■ TEXT SECTION ■

With all the talk about racist incidents in Singapore, we speak to minorities about their personal stories.
Over the past month, we’ve seen a handful of racist incidents making headlines. It’s led to a wave of minorities speaking up on social media about their lived experiences of discrimination. There’s also the “Call It Out, SG” movement, where people are encouraged to speak up against prejudice. We’ve talked about how we can all do our part to eradicate racism, and now we’re taking a closer look at minorities’ personal stories – how they’ve dealt with and been affected by racist encounters in Singapore.
Racism in Singapore told through the eyes of minorities
“It’s made me feel like I need to do a lot more to achieve something compared to my friends from other racial groups.”
To me, racism is judgy. It’s a form of oppression of an individual based on their race and skin tone. It’s a weak reason to strip someone of what they deserve and deny them the right to celebrate their culture. Instead, it makes them feel inferior.
It doesn’t allow them the right and opportunity to shine, to be recognised for their ability and qualities of who they are, instead of being stereotyped and categorised due to the racial group they belong to or their colour.
My fiance and I had booked a cab on one occasion, and we were in a hurry to get somewhere. After a while, the app indicated the cab had arrived. But we were at the location and the driver was blocks away. My fiance called the driver and told him that he was at the wrong location.
The driver started shouting and he asked if he was Indian. He immediately went on to say, “You Indians always do this, that’s why I don’t take Indians. You come here and take my cab. I’m not coming to your block.” Upon hearing that, I took the phone and spoke to the driver. Because I spoke a bit of Chinese, he came to our location. He said, “I thought you were Chinese, that’s why I came; if not I’d just drive off.”

■ EXERCISE BRIEF ■
Return the text on racism in Singapore word for word, starting at "My fiance and" and ending at "the wrong location.".

■ AVAILABLE DATA ■
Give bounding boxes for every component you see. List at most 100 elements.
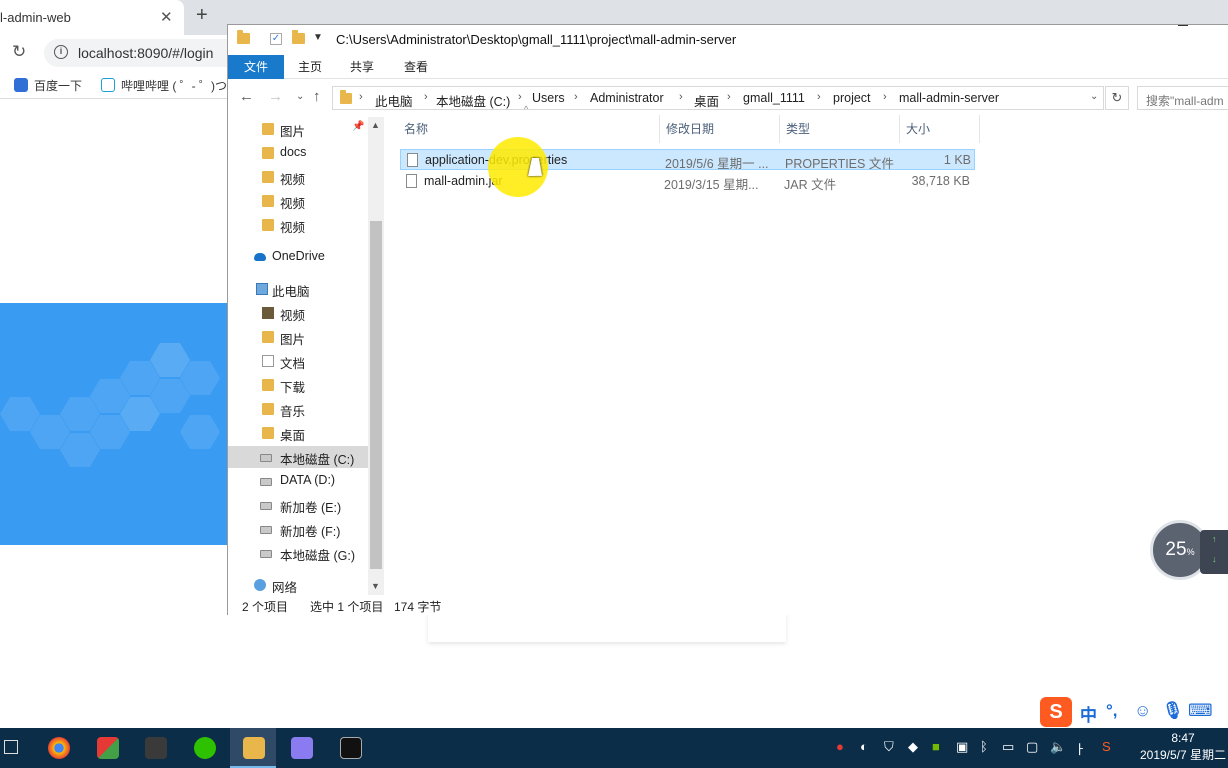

■ FINISHED EXERCISE ■
My fiance and I had booked a cab on one occasion, and we were in a hurry to get somewhere. After a while, the app indicated the cab had arrived. But we were at the location and the driver was blocks away. My fiance called the driver and told him that he was at the wrong location.